# TASK STATEMENT:
Write out the material below again, unchanged.

# PROVIDED RECORDS:
◆ ◆ ◆
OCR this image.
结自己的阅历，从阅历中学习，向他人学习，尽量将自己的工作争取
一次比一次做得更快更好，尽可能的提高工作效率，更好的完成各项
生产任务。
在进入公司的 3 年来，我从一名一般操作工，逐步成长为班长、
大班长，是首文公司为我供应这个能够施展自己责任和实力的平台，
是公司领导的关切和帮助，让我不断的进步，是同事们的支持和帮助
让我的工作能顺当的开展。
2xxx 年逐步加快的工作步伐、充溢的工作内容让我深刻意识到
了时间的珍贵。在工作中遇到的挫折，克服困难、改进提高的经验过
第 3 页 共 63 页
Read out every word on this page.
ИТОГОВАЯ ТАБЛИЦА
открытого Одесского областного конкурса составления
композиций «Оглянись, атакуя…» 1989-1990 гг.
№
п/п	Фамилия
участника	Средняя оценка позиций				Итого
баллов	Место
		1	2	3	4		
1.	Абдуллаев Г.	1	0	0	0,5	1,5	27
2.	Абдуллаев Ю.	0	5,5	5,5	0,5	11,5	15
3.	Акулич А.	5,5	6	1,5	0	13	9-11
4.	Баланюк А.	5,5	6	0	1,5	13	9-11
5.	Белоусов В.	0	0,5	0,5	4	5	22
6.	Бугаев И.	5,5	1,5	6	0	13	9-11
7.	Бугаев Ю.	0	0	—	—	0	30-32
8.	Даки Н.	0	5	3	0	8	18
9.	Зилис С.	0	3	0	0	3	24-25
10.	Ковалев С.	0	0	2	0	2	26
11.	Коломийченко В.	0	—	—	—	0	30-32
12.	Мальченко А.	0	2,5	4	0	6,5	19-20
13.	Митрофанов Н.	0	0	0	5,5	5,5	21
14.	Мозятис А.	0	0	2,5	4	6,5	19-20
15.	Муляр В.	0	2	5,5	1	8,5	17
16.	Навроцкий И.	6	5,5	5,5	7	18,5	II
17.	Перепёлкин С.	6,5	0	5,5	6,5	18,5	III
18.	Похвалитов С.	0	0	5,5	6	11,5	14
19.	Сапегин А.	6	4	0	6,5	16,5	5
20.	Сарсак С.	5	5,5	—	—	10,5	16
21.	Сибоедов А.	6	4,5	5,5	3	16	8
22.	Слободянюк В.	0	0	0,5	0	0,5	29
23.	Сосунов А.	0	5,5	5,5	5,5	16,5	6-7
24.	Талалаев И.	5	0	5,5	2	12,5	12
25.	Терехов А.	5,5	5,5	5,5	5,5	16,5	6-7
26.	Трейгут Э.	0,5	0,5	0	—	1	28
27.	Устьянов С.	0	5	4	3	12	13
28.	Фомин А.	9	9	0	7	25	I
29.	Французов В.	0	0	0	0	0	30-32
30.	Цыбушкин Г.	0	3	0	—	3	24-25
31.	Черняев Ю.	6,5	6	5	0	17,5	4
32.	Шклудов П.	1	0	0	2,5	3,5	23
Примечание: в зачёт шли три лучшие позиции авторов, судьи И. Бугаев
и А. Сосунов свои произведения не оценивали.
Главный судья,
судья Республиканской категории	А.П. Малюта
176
◆ ◆ ◆
# ANSWER TO THE PROBLEM:
OCR this image.
结自己的阅历，从阅历中学习，向他人学习，尽量将自己的工作争取
一次比一次做得更快更好，尽可能的提高工作效率，更好的完成各项
生产任务。
在进入公司的 3 年来，我从一名一般操作工，逐步成长为班长、
大班长，是首文公司为我供应这个能够施展自己责任和实力的平台，
是公司领导的关切和帮助，让我不断的进步，是同事们的支持和帮助
让我的工作能顺当的开展。
2xxx 年逐步加快的工作步伐、充溢的工作内容让我深刻意识到
了时间的珍贵。在工作中遇到的挫折，克服困难、改进提高的经验过
第 3 页 共 63 页
Read out every word on this page.
ИТОГОВАЯ ТАБЛИЦА
открытого Одесского областного конкурса составления
композиций «Оглянись, атакуя…» 1989-1990 гг.
№
п/п	Фамилия
участника	Средняя оценка позиций				Итого
баллов	Место
		1	2	3	4		
1.	Абдуллаев Г.	1	0	0	0,5	1,5	27
2.	Абдуллаев Ю.	0	5,5	5,5	0,5	11,5	15
3.	Акулич А.	5,5	6	1,5	0	13	9-11
4.	Баланюк А.	5,5	6	0	1,5	13	9-11
5.	Белоусов В.	0	0,5	0,5	4	5	22
6.	Бугаев И.	5,5	1,5	6	0	13	9-11
7.	Бугаев Ю.	0	0	—	—	0	30-32
8.	Даки Н.	0	5	3	0	8	18
9.	Зилис С.	0	3	0	0	3	24-25
10.	Ковалев С.	0	0	2	0	2	26
11.	Коломийченко В.	0	—	—	—	0	30-32
12.	Мальченко А.	0	2,5	4	0	6,5	19-20
13.	Митрофанов Н.	0	0	0	5,5	5,5	21
14.	Мозятис А.	0	0	2,5	4	6,5	19-20
15.	Муляр В.	0	2	5,5	1	8,5	17
16.	Навроцкий И.	6	5,5	5,5	7	18,5	II
17.	Перепёлкин С.	6,5	0	5,5	6,5	18,5	III
18.	Похвалитов С.	0	0	5,5	6	11,5	14
19.	Сапегин А.	6	4	0	6,5	16,5	5
20.	Сарсак С.	5	5,5	—	—	10,5	16
21.	Сибоедов А.	6	4,5	5,5	3	16	8
22.	Слободянюк В.	0	0	0,5	0	0,5	29
23.	Сосунов А.	0	5,5	5,5	5,5	16,5	6-7
24.	Талалаев И.	5	0	5,5	2	12,5	12
25.	Терехов А.	5,5	5,5	5,5	5,5	16,5	6-7
26.	Трейгут Э.	0,5	0,5	0	—	1	28
27.	Устьянов С.	0	5	4	3	12	13
28.	Фомин А.	9	9	0	7	25	I
29.	Французов В.	0	0	0	0	0	30-32
30.	Цыбушкин Г.	0	3	0	—	3	24-25
31.	Черняев Ю.	6,5	6	5	0	17,5	4
32.	Шклудов П.	1	0	0	2,5	3,5	23
Примечание: в зачёт шли три лучшие позиции авторов, судьи И. Бугаев
и А. Сосунов свои произведения не оценивали.
Главный судья,
судья Республиканской категории	А.П. Малюта
176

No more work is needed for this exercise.